[DATA ROWS start]
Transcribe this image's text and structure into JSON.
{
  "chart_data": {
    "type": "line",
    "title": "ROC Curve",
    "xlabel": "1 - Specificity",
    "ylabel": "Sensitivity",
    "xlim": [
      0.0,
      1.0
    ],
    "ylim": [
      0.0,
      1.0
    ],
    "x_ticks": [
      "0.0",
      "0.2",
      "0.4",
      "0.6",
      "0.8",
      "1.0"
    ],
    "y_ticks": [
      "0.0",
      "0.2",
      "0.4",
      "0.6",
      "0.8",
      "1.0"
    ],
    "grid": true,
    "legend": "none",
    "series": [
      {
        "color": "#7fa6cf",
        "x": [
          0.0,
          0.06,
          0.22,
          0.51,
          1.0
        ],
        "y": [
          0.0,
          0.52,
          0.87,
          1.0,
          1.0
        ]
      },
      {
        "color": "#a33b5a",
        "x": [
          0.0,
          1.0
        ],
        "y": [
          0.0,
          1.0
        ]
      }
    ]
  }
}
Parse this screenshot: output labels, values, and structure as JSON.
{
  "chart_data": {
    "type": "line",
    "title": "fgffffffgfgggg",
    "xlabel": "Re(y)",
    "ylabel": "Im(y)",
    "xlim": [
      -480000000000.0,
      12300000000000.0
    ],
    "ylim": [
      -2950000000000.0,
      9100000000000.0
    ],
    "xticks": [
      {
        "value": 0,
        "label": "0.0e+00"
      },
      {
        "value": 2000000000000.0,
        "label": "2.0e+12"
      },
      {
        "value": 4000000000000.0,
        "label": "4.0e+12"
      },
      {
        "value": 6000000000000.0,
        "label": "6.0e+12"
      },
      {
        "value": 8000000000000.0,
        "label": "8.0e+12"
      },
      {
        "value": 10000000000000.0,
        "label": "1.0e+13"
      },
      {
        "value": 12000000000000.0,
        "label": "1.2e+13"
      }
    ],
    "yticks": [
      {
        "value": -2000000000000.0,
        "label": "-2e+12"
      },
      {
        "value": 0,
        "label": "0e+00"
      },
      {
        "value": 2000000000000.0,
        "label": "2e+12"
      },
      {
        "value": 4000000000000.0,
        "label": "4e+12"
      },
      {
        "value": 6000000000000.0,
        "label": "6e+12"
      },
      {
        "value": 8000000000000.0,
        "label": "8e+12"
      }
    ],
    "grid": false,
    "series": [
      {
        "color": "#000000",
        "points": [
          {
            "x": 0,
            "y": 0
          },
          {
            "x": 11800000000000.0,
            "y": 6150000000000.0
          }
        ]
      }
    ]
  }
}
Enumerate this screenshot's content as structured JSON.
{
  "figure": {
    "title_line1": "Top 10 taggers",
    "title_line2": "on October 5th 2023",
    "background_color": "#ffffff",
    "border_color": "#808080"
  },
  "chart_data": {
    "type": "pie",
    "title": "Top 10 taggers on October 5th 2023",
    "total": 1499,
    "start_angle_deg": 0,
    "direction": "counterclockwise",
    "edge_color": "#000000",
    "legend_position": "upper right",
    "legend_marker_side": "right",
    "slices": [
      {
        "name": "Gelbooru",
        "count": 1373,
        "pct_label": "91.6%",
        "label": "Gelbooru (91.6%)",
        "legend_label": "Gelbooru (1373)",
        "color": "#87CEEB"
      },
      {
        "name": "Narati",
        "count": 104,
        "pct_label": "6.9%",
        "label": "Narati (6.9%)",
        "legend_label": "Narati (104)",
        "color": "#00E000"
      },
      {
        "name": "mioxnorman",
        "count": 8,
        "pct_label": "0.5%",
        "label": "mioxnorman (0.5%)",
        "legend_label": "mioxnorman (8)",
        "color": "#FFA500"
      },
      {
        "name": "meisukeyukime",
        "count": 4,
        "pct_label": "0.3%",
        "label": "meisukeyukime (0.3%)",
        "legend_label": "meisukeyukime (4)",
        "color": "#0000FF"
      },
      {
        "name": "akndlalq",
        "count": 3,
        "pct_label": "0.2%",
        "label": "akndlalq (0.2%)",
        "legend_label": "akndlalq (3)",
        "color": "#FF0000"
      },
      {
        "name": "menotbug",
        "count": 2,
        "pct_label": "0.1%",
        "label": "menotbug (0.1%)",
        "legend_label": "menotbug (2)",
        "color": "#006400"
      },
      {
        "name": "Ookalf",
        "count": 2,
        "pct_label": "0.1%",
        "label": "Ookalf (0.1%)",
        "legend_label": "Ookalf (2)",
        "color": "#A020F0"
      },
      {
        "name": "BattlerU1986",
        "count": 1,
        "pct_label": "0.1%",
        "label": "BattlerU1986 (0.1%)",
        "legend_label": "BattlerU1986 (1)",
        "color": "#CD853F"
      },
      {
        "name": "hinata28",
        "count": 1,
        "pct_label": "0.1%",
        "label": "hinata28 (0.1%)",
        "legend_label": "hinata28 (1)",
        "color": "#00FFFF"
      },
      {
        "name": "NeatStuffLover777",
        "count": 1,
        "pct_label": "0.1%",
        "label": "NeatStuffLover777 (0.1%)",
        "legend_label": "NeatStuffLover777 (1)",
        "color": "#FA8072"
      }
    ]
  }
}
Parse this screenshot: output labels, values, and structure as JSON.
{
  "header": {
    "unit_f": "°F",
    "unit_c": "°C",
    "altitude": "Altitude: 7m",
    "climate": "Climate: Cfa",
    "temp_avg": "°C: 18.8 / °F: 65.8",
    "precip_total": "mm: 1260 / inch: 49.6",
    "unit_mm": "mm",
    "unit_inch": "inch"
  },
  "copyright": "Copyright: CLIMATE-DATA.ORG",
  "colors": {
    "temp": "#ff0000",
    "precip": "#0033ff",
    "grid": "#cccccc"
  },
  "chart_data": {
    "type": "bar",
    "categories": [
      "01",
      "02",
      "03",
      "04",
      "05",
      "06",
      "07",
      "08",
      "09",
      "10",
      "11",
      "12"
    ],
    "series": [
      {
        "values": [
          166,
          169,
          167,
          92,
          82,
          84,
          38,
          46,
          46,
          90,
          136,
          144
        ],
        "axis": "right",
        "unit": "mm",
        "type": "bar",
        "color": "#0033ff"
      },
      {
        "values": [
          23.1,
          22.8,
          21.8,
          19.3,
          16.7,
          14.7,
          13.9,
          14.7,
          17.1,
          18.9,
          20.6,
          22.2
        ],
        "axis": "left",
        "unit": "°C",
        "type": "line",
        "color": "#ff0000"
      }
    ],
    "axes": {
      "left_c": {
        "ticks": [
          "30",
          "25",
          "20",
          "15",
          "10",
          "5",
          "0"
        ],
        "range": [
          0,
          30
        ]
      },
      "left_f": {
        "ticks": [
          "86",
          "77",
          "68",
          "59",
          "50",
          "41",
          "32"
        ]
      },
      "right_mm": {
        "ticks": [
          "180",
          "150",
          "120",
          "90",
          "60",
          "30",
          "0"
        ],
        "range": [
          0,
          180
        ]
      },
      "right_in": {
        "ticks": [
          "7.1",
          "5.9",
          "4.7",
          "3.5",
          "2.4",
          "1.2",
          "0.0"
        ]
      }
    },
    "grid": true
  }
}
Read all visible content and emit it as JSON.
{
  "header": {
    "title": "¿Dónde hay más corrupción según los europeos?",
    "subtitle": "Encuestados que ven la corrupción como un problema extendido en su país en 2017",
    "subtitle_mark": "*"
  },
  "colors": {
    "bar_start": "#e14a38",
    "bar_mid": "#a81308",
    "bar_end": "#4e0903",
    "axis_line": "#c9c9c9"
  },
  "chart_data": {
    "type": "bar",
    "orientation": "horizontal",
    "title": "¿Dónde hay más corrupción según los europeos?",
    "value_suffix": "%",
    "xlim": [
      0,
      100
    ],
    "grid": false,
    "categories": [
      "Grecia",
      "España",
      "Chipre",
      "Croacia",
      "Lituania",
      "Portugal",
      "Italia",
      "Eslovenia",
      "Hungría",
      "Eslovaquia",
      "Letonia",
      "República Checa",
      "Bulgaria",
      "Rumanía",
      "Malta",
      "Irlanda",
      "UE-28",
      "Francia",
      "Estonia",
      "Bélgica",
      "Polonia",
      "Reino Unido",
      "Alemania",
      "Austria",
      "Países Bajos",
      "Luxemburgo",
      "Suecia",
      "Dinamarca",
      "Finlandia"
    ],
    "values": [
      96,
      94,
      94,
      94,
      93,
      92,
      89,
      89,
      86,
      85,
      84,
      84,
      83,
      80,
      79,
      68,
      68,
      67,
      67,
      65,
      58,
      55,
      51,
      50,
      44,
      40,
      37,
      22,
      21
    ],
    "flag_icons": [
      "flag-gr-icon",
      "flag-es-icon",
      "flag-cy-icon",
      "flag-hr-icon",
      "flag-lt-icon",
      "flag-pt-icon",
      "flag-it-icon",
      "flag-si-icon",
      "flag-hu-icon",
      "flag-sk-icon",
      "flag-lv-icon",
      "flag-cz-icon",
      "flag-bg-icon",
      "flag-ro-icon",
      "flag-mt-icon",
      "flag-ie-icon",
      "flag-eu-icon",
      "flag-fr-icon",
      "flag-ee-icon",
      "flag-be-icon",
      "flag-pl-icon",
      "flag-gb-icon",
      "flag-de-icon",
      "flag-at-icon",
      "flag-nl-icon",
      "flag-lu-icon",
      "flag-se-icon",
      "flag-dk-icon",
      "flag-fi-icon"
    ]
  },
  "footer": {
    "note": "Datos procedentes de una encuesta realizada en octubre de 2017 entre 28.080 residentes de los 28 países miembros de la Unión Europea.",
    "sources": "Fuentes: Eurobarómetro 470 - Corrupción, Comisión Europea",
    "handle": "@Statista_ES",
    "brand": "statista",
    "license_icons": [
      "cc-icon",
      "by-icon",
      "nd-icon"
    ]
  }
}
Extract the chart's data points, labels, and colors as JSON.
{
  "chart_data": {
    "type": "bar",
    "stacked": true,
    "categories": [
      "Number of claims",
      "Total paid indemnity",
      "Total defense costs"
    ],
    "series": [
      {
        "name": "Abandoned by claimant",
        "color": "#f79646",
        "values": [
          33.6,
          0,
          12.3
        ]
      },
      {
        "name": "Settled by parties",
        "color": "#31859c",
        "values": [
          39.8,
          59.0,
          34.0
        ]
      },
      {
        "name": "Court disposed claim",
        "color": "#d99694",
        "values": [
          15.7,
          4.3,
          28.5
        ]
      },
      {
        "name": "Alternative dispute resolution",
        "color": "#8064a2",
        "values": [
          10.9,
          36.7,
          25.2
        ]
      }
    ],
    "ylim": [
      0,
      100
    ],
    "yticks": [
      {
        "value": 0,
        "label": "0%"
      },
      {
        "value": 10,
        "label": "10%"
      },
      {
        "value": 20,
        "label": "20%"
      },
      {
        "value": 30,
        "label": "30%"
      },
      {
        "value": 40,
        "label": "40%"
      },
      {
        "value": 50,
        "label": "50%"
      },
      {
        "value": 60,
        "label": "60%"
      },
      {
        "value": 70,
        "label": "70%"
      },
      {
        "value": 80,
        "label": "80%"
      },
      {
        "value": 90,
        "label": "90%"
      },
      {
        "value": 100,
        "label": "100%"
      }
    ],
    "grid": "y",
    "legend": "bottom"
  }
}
[DATA ROWS end]
▸ **YOUR GOAL**: Filter out all lines lacking the word "meisukeyukime" and copy the rest.

▸ **THE RESULT**:
        "name": "meisukeyukime",
        "label": "meisukeyukime (0.3%)",
        "legend_label": "meisukeyukime (4)",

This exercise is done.